REQUIREMENTS: Copy out every record precisely.

RECORD EXTRACTS:
↓↓↓
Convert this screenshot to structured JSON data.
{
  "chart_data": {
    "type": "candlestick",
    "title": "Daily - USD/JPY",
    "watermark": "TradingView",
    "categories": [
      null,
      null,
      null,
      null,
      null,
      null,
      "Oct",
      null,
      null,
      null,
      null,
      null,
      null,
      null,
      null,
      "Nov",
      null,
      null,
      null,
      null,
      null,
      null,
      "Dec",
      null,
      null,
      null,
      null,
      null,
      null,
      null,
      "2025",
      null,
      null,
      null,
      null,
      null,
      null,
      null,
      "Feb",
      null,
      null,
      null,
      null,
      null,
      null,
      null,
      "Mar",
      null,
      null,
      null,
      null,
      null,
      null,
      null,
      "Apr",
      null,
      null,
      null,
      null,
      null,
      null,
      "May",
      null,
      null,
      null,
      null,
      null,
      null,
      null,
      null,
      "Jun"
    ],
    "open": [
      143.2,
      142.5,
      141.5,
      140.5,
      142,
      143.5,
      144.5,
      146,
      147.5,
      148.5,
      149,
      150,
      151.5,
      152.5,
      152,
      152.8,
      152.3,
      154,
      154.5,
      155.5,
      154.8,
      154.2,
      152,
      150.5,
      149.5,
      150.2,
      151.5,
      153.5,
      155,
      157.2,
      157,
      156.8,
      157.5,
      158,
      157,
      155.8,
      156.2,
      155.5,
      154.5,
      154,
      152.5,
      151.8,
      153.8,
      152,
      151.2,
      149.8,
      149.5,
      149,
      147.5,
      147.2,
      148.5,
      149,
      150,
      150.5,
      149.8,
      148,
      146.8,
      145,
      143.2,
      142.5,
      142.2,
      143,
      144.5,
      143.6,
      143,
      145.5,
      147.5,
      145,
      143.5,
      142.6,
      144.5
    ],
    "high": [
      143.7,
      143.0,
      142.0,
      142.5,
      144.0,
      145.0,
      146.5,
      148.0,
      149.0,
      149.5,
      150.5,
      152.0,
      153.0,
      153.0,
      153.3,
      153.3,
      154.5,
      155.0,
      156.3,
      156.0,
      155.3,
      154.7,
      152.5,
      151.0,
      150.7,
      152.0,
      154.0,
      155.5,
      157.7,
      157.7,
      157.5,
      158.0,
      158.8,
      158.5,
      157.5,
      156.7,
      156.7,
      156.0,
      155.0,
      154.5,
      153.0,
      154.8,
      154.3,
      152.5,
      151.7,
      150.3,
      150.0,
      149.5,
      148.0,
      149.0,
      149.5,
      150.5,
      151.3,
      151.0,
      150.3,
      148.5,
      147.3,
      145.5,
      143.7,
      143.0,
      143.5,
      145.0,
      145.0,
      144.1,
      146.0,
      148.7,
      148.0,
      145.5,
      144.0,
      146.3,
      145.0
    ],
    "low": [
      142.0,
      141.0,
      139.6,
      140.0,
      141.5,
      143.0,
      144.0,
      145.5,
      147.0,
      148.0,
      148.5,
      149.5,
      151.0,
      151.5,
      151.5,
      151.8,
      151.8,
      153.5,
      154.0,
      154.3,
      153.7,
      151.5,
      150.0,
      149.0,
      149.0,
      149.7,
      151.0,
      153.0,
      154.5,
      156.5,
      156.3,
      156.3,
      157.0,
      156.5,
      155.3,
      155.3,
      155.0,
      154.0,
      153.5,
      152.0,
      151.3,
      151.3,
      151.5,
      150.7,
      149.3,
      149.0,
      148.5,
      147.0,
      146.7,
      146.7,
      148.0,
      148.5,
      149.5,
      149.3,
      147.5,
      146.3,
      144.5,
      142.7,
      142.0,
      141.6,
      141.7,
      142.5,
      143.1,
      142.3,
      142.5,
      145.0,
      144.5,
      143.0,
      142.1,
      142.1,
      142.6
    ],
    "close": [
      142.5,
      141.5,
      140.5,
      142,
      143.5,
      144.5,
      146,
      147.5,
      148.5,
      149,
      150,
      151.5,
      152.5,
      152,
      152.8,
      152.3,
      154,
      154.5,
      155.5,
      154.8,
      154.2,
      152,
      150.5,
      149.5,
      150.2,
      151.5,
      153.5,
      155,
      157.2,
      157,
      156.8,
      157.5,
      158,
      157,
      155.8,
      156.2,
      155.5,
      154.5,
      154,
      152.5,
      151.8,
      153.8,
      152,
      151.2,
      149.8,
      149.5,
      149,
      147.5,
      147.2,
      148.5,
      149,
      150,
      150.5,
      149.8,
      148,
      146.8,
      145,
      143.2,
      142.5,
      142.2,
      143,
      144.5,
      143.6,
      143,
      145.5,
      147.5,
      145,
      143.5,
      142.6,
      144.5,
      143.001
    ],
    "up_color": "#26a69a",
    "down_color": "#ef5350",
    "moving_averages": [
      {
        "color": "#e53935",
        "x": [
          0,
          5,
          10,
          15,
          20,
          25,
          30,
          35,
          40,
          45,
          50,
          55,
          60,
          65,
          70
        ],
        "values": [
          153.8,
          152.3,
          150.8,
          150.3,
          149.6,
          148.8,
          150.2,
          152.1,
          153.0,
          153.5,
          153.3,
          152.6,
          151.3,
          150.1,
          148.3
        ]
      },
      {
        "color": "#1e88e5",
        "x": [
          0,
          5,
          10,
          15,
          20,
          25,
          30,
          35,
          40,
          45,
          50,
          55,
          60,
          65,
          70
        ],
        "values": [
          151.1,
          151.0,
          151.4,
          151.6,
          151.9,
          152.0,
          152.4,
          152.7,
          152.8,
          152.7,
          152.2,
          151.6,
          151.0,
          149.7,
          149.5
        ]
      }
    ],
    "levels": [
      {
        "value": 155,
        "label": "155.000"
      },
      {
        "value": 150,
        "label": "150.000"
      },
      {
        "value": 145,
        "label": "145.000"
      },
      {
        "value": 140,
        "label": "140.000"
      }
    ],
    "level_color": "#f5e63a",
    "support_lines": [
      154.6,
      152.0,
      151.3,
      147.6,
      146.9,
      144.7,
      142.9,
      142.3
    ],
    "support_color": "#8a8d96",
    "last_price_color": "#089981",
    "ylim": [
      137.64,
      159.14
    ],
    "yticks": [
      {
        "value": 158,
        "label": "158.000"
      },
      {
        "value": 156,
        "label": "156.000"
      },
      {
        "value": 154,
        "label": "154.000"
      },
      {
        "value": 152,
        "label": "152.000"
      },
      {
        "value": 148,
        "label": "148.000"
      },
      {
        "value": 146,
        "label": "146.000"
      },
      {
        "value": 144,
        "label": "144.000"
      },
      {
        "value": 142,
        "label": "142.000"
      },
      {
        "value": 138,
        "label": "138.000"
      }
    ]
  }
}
↑↑↑
FINAL RESULT:
Convert this screenshot to structured JSON data.
{
  "chart_data": {
    "type": "candlestick",
    "title": "Daily - USD/JPY",
    "watermark": "TradingView",
    "categories": [
      null,
      null,
      null,
      null,
      null,
      null,
      "Oct",
      null,
      null,
      null,
      null,
      null,
      null,
      null,
      null,
      "Nov",
      null,
      null,
      null,
      null,
      null,
      null,
      "Dec",
      null,
      null,
      null,
      null,
      null,
      null,
      null,
      "2025",
      null,
      null,
      null,
      null,
      null,
      null,
      null,
      "Feb",
      null,
      null,
      null,
      null,
      null,
      null,
      null,
      "Mar",
      null,
      null,
      null,
      null,
      null,
      null,
      null,
      "Apr",
      null,
      null,
      null,
      null,
      null,
      null,
      "May",
      null,
      null,
      null,
      null,
      null,
      null,
      null,
      null,
      "Jun"
    ],
    "open": [
      143.2,
      142.5,
      141.5,
      140.5,
      142,
      143.5,
      144.5,
      146,
      147.5,
      148.5,
      149,
      150,
      151.5,
      152.5,
      152,
      152.8,
      152.3,
      154,
      154.5,
      155.5,
      154.8,
      154.2,
      152,
      150.5,
      149.5,
      150.2,
      151.5,
      153.5,
      155,
      157.2,
      157,
      156.8,
      157.5,
      158,
      157,
      155.8,
      156.2,
      155.5,
      154.5,
      154,
      152.5,
      151.8,
      153.8,
      152,
      151.2,
      149.8,
      149.5,
      149,
      147.5,
      147.2,
      148.5,
      149,
      150,
      150.5,
      149.8,
      148,
      146.8,
      145,
      143.2,
      142.5,
      142.2,
      143,
      144.5,
      143.6,
      143,
      145.5,
      147.5,
      145,
      143.5,
      142.6,
      144.5
    ],
    "high": [
      143.7,
      143.0,
      142.0,
      142.5,
      144.0,
      145.0,
      146.5,
      148.0,
      149.0,
      149.5,
      150.5,
      152.0,
      153.0,
      153.0,
      153.3,
      153.3,
      154.5,
      155.0,
      156.3,
      156.0,
      155.3,
      154.7,
      152.5,
      151.0,
      150.7,
      152.0,
      154.0,
      155.5,
      157.7,
      157.7,
      157.5,
      158.0,
      158.8,
      158.5,
      157.5,
      156.7,
      156.7,
      156.0,
      155.0,
      154.5,
      153.0,
      154.8,
      154.3,
      152.5,
      151.7,
      150.3,
      150.0,
      149.5,
      148.0,
      149.0,
      149.5,
      150.5,
      151.3,
      151.0,
      150.3,
      148.5,
      147.3,
      145.5,
      143.7,
      143.0,
      143.5,
      145.0,
      145.0,
      144.1,
      146.0,
      148.7,
      148.0,
      145.5,
      144.0,
      146.3,
      145.0
    ],
    "low": [
      142.0,
      141.0,
      139.6,
      140.0,
      141.5,
      143.0,
      144.0,
      145.5,
      147.0,
      148.0,
      148.5,
      149.5,
      151.0,
      151.5,
      151.5,
      151.8,
      151.8,
      153.5,
      154.0,
      154.3,
      153.7,
      151.5,
      150.0,
      149.0,
      149.0,
      149.7,
      151.0,
      153.0,
      154.5,
      156.5,
      156.3,
      156.3,
      157.0,
      156.5,
      155.3,
      155.3,
      155.0,
      154.0,
      153.5,
      152.0,
      151.3,
      151.3,
      151.5,
      150.7,
      149.3,
      149.0,
      148.5,
      147.0,
      146.7,
      146.7,
      148.0,
      148.5,
      149.5,
      149.3,
      147.5,
      146.3,
      144.5,
      142.7,
      142.0,
      141.6,
      141.7,
      142.5,
      143.1,
      142.3,
      142.5,
      145.0,
      144.5,
      143.0,
      142.1,
      142.1,
      142.6
    ],
    "close": [
      142.5,
      141.5,
      140.5,
      142,
      143.5,
      144.5,
      146,
      147.5,
      148.5,
      149,
      150,
      151.5,
      152.5,
      152,
      152.8,
      152.3,
      154,
      154.5,
      155.5,
      154.8,
      154.2,
      152,
      150.5,
      149.5,
      150.2,
      151.5,
      153.5,
      155,
      157.2,
      157,
      156.8,
      157.5,
      158,
      157,
      155.8,
      156.2,
      155.5,
      154.5,
      154,
      152.5,
      151.8,
      153.8,
      152,
      151.2,
      149.8,
      149.5,
      149,
      147.5,
      147.2,
      148.5,
      149,
      150,
      150.5,
      149.8,
      148,
      146.8,
      145,
      143.2,
      142.5,
      142.2,
      143,
      144.5,
      143.6,
      143,
      145.5,
      147.5,
      145,
      143.5,
      142.6,
      144.5,
      143.001
    ],
    "up_color": "#26a69a",
    "down_color": "#ef5350",
    "moving_averages": [
      {
        "color": "#e53935",
        "x": [
          0,
          5,
          10,
          15,
          20,
          25,
          30,
          35,
          40,
          45,
          50,
          55,
          60,
          65,
          70
        ],
        "values": [
          153.8,
          152.3,
          150.8,
          150.3,
          149.6,
          148.8,
          150.2,
          152.1,
          153.0,
          153.5,
          153.3,
          152.6,
          151.3,
          150.1,
          148.3
        ]
      },
      {
        "color": "#1e88e5",
        "x": [
          0,
          5,
          10,
          15,
          20,
          25,
          30,
          35,
          40,
          45,
          50,
          55,
          60,
          65,
          70
        ],
        "values": [
          151.1,
          151.0,
          151.4,
          151.6,
          151.9,
          152.0,
          152.4,
          152.7,
          152.8,
          152.7,
          152.2,
          151.6,
          151.0,
          149.7,
          149.5
        ]
      }
    ],
    "levels": [
      {
        "value": 155,
        "label": "155.000"
      },
      {
        "value": 150,
        "label": "150.000"
      },
      {
        "value": 145,
        "label": "145.000"
      },
      {
        "value": 140,
        "label": "140.000"
      }
    ],
    "level_color": "#f5e63a",
    "support_lines": [
      154.6,
      152.0,
      151.3,
      147.6,
      146.9,
      144.7,
      142.9,
      142.3
    ],
    "support_color": "#8a8d96",
    "last_price_color": "#089981",
    "ylim": [
      137.64,
      159.14
    ],
    "yticks": [
      {
        "value": 158,
        "label": "158.000"
      },
      {
        "value": 156,
        "label": "156.000"
      },
      {
        "value": 154,
        "label": "154.000"
      },
      {
        "value": 152,
        "label": "152.000"
      },
      {
        "value": 148,
        "label": "148.000"
      },
      {
        "value": 146,
        "label": "146.000"
      },
      {
        "value": 144,
        "label": "144.000"
      },
      {
        "value": 142,
        "label": "142.000"
      },
      {
        "value": 138,
        "label": "138.000"
      }
    ]
  }
}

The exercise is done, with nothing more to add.